* begin Rows *
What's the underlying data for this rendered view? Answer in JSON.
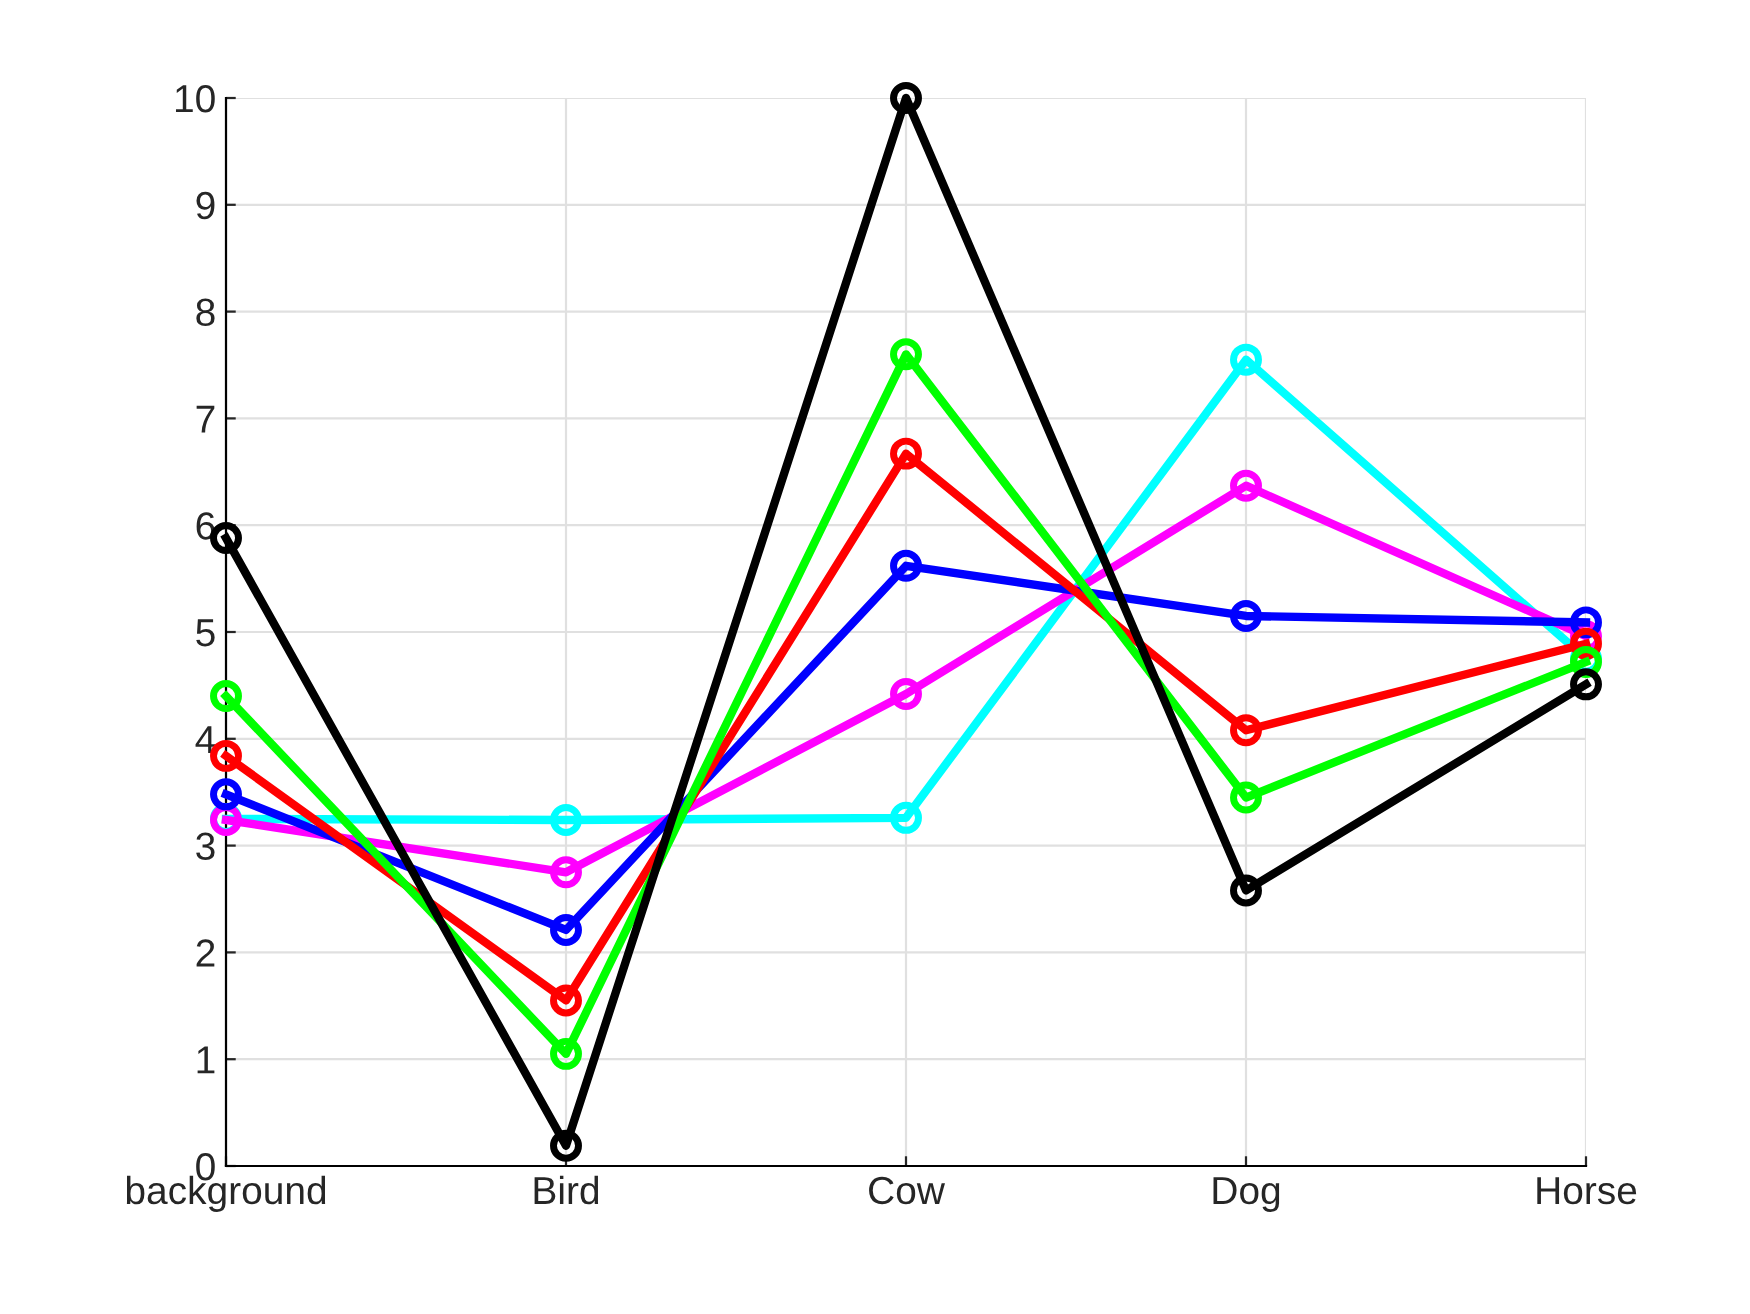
{
  "chart_data": {
    "type": "line",
    "categories": [
      "background",
      "Bird",
      "Cow",
      "Dog",
      "Horse"
    ],
    "series": [
      {
        "color": "#00ffff",
        "values": [
          3.25,
          3.24,
          3.26,
          7.55,
          4.75
        ]
      },
      {
        "color": "#ff00ff",
        "values": [
          3.24,
          2.75,
          4.42,
          6.37,
          4.96
        ]
      },
      {
        "color": "#0000ff",
        "values": [
          3.48,
          2.21,
          5.62,
          5.15,
          5.09
        ]
      },
      {
        "color": "#ff0000",
        "values": [
          3.84,
          1.55,
          6.67,
          4.08,
          4.89
        ]
      },
      {
        "color": "#00ff00",
        "values": [
          4.4,
          1.05,
          7.6,
          3.45,
          4.72
        ]
      },
      {
        "color": "#000000",
        "values": [
          5.88,
          0.19,
          10,
          2.58,
          4.51
        ]
      }
    ],
    "ylim": [
      0,
      10
    ],
    "yticks": [
      0,
      1,
      2,
      3,
      4,
      5,
      6,
      7,
      8,
      9,
      10
    ],
    "grid": true,
    "marker": "circle",
    "line_style": "solid"
  }
}
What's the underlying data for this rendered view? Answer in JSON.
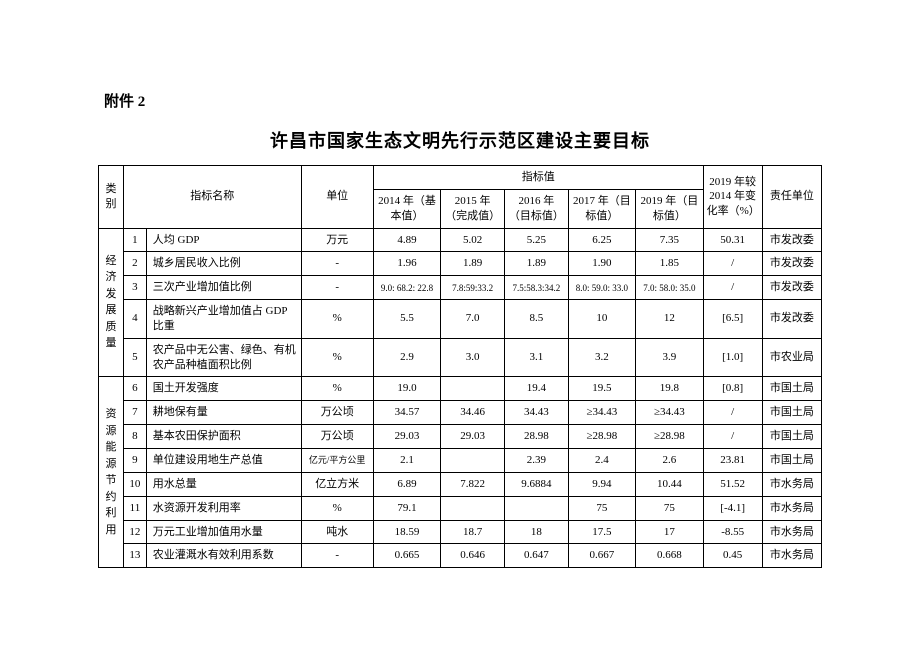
{
  "attachment_label": "附件 2",
  "title": "许昌市国家生态文明先行示范区建设主要目标",
  "headers": {
    "category": "类别",
    "indicator_name": "指标名称",
    "unit": "单位",
    "indicator_values": "指标值",
    "y2014": "2014 年（基本值）",
    "y2015": "2015 年（完成值）",
    "y2016": "2016 年（目标值）",
    "y2017": "2017 年（目标值）",
    "y2019": "2019 年（目标值）",
    "change": "2019 年较 2014 年变化率（%）",
    "responsible": "责任单位"
  },
  "categories": [
    {
      "name": "经济发展质量",
      "rows": [
        {
          "num": "1",
          "name": "人均 GDP",
          "unit": "万元",
          "v14": "4.89",
          "v15": "5.02",
          "v16": "5.25",
          "v17": "6.25",
          "v19": "7.35",
          "chg": "50.31",
          "resp": "市发改委"
        },
        {
          "num": "2",
          "name": "城乡居民收入比例",
          "unit": "-",
          "v14": "1.96",
          "v15": "1.89",
          "v16": "1.89",
          "v17": "1.90",
          "v19": "1.85",
          "chg": "/",
          "resp": "市发改委"
        },
        {
          "num": "3",
          "name": "三次产业增加值比例",
          "unit": "-",
          "v14": "9.0: 68.2: 22.8",
          "v15": "7.8:59:33.2",
          "v16": "7.5:58.3:34.2",
          "v17": "8.0: 59.0: 33.0",
          "v19": "7.0: 58.0: 35.0",
          "chg": "/",
          "resp": "市发改委",
          "tight": true
        },
        {
          "num": "4",
          "name": "战略新兴产业增加值占 GDP 比重",
          "unit": "%",
          "v14": "5.5",
          "v15": "7.0",
          "v16": "8.5",
          "v17": "10",
          "v19": "12",
          "chg": "[6.5]",
          "resp": "市发改委"
        },
        {
          "num": "5",
          "name": "农产品中无公害、绿色、有机农产品种植面积比例",
          "unit": "%",
          "v14": "2.9",
          "v15": "3.0",
          "v16": "3.1",
          "v17": "3.2",
          "v19": "3.9",
          "chg": "[1.0]",
          "resp": "市农业局"
        }
      ]
    },
    {
      "name": "资源能源节约利用",
      "rows": [
        {
          "num": "6",
          "name": "国土开发强度",
          "unit": "%",
          "v14": "19.0",
          "v15": "",
          "v16": "19.4",
          "v17": "19.5",
          "v19": "19.8",
          "chg": "[0.8]",
          "resp": "市国土局"
        },
        {
          "num": "7",
          "name": "耕地保有量",
          "unit": "万公顷",
          "v14": "34.57",
          "v15": "34.46",
          "v16": "34.43",
          "v17": "≥34.43",
          "v19": "≥34.43",
          "chg": "/",
          "resp": "市国土局"
        },
        {
          "num": "8",
          "name": "基本农田保护面积",
          "unit": "万公顷",
          "v14": "29.03",
          "v15": "29.03",
          "v16": "28.98",
          "v17": "≥28.98",
          "v19": "≥28.98",
          "chg": "/",
          "resp": "市国土局"
        },
        {
          "num": "9",
          "name": "单位建设用地生产总值",
          "unit": "亿元/平方公里",
          "v14": "2.1",
          "v15": "",
          "v16": "2.39",
          "v17": "2.4",
          "v19": "2.6",
          "chg": "23.81",
          "resp": "市国土局",
          "unit_tight": true
        },
        {
          "num": "10",
          "name": "用水总量",
          "unit": "亿立方米",
          "v14": "6.89",
          "v15": "7.822",
          "v16": "9.6884",
          "v17": "9.94",
          "v19": "10.44",
          "chg": "51.52",
          "resp": "市水务局"
        },
        {
          "num": "11",
          "name": "水资源开发利用率",
          "unit": "%",
          "v14": "79.1",
          "v15": "",
          "v16": "",
          "v17": "75",
          "v19": "75",
          "chg": "[-4.1]",
          "resp": "市水务局"
        },
        {
          "num": "12",
          "name": "万元工业增加值用水量",
          "unit": "吨水",
          "v14": "18.59",
          "v15": "18.7",
          "v16": "18",
          "v17": "17.5",
          "v19": "17",
          "chg": "-8.55",
          "resp": "市水务局"
        },
        {
          "num": "13",
          "name": "农业灌溉水有效利用系数",
          "unit": "-",
          "v14": "0.665",
          "v15": "0.646",
          "v16": "0.647",
          "v17": "0.667",
          "v19": "0.668",
          "chg": "0.45",
          "resp": "市水务局"
        }
      ]
    }
  ]
}
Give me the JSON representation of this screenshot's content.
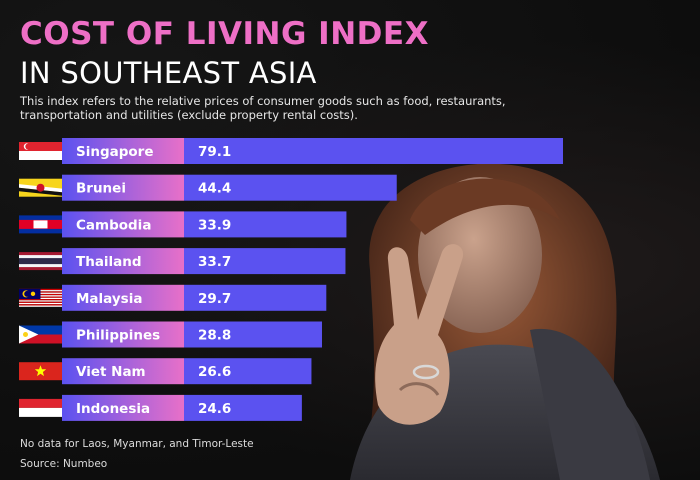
* end Rows *
_Task requirements_
Retype the listing exactly. Pictures do not belong in the copy.

_In response_
What's the underlying data for this rendered view? Answer in JSON.
{
  "chart_data": {
    "type": "line",
    "categories": [
      "background",
      "Bird",
      "Cow",
      "Dog",
      "Horse"
    ],
    "series": [
      {
        "color": "#00ffff",
        "values": [
          3.25,
          3.24,
          3.26,
          7.55,
          4.75
        ]
      },
      {
        "color": "#ff00ff",
        "values": [
          3.24,
          2.75,
          4.42,
          6.37,
          4.96
        ]
      },
      {
        "color": "#0000ff",
        "values": [
          3.48,
          2.21,
          5.62,
          5.15,
          5.09
        ]
      },
      {
        "color": "#ff0000",
        "values": [
          3.84,
          1.55,
          6.67,
          4.08,
          4.89
        ]
      },
      {
        "color": "#00ff00",
        "values": [
          4.4,
          1.05,
          7.6,
          3.45,
          4.72
        ]
      },
      {
        "color": "#000000",
        "values": [
          5.88,
          0.19,
          10,
          2.58,
          4.51
        ]
      }
    ],
    "ylim": [
      0,
      10
    ],
    "yticks": [
      0,
      1,
      2,
      3,
      4,
      5,
      6,
      7,
      8,
      9,
      10
    ],
    "grid": true,
    "marker": "circle",
    "line_style": "solid"
  }
}
What's the underlying data for this rendered view? Answer in JSON.
{
  "attachment_label": "附件 2",
  "title": "许昌市国家生态文明先行示范区建设主要目标",
  "headers": {
    "category": "类别",
    "indicator_name": "指标名称",
    "unit": "单位",
    "indicator_values": "指标值",
    "y2014": "2014 年（基本值）",
    "y2015": "2015 年（完成值）",
    "y2016": "2016 年（目标值）",
    "y2017": "2017 年（目标值）",
    "y2019": "2019 年（目标值）",
    "change": "2019 年较 2014 年变化率（%）",
    "responsible": "责任单位"
  },
  "categories": [
    {
      "name": "经济发展质量",
      "rows": [
        {
          "num": "1",
          "name": "人均 GDP",
          "unit": "万元",
          "v14": "4.89",
          "v15": "5.02",
          "v16": "5.25",
          "v17": "6.25",
          "v19": "7.35",
          "chg": "50.31",
          "resp": "市发改委"
        },
        {
          "num": "2",
          "name": "城乡居民收入比例",
          "unit": "-",
          "v14": "1.96",
          "v15": "1.89",
          "v16": "1.89",
          "v17": "1.90",
          "v19": "1.85",
          "chg": "/",
          "resp": "市发改委"
        },
        {
          "num": "3",
          "name": "三次产业增加值比例",
          "unit": "-",
          "v14": "9.0: 68.2: 22.8",
          "v15": "7.8:59:33.2",
          "v16": "7.5:58.3:34.2",
          "v17": "8.0: 59.0: 33.0",
          "v19": "7.0: 58.0: 35.0",
          "chg": "/",
          "resp": "市发改委",
          "tight": true
        },
        {
          "num": "4",
          "name": "战略新兴产业增加值占 GDP 比重",
          "unit": "%",
          "v14": "5.5",
          "v15": "7.0",
          "v16": "8.5",
          "v17": "10",
          "v19": "12",
          "chg": "[6.5]",
          "resp": "市发改委"
        },
        {
          "num": "5",
          "name": "农产品中无公害、绿色、有机农产品种植面积比例",
          "unit": "%",
          "v14": "2.9",
          "v15": "3.0",
          "v16": "3.1",
          "v17": "3.2",
          "v19": "3.9",
          "chg": "[1.0]",
          "resp": "市农业局"
        }
      ]
    },
    {
      "name": "资源能源节约利用",
      "rows": [
        {
          "num": "6",
          "name": "国土开发强度",
          "unit": "%",
          "v14": "19.0",
          "v15": "",
          "v16": "19.4",
          "v17": "19.5",
          "v19": "19.8",
          "chg": "[0.8]",
          "resp": "市国土局"
        },
        {
          "num": "7",
          "name": "耕地保有量",
          "unit": "万公顷",
          "v14": "34.57",
          "v15": "34.46",
          "v16": "34.43",
          "v17": "≥34.43",
          "v19": "≥34.43",
          "chg": "/",
          "resp": "市国土局"
        },
        {
          "num": "8",
          "name": "基本农田保护面积",
          "unit": "万公顷",
          "v14": "29.03",
          "v15": "29.03",
          "v16": "28.98",
          "v17": "≥28.98",
          "v19": "≥28.98",
          "chg": "/",
          "resp": "市国土局"
        },
        {
          "num": "9",
          "name": "单位建设用地生产总值",
          "unit": "亿元/平方公里",
          "v14": "2.1",
          "v15": "",
          "v16": "2.39",
          "v17": "2.4",
          "v19": "2.6",
          "chg": "23.81",
          "resp": "市国土局",
          "unit_tight": true
        },
        {
          "num": "10",
          "name": "用水总量",
          "unit": "亿立方米",
          "v14": "6.89",
          "v15": "7.822",
          "v16": "9.6884",
          "v17": "9.94",
          "v19": "10.44",
          "chg": "51.52",
          "resp": "市水务局"
        },
        {
          "num": "11",
          "name": "水资源开发利用率",
          "unit": "%",
          "v14": "79.1",
          "v15": "",
          "v16": "",
          "v17": "75",
          "v19": "75",
          "chg": "[-4.1]",
          "resp": "市水务局"
        },
        {
          "num": "12",
          "name": "万元工业增加值用水量",
          "unit": "吨水",
          "v14": "18.59",
          "v15": "18.7",
          "v16": "18",
          "v17": "17.5",
          "v19": "17",
          "chg": "-8.55",
          "resp": "市水务局"
        },
        {
          "num": "13",
          "name": "农业灌溉水有效利用系数",
          "unit": "-",
          "v14": "0.665",
          "v15": "0.646",
          "v16": "0.647",
          "v17": "0.667",
          "v19": "0.668",
          "chg": "0.45",
          "resp": "市水务局"
        }
      ]
    }
  ]
}
Give me the JSON representation of this screenshot's content.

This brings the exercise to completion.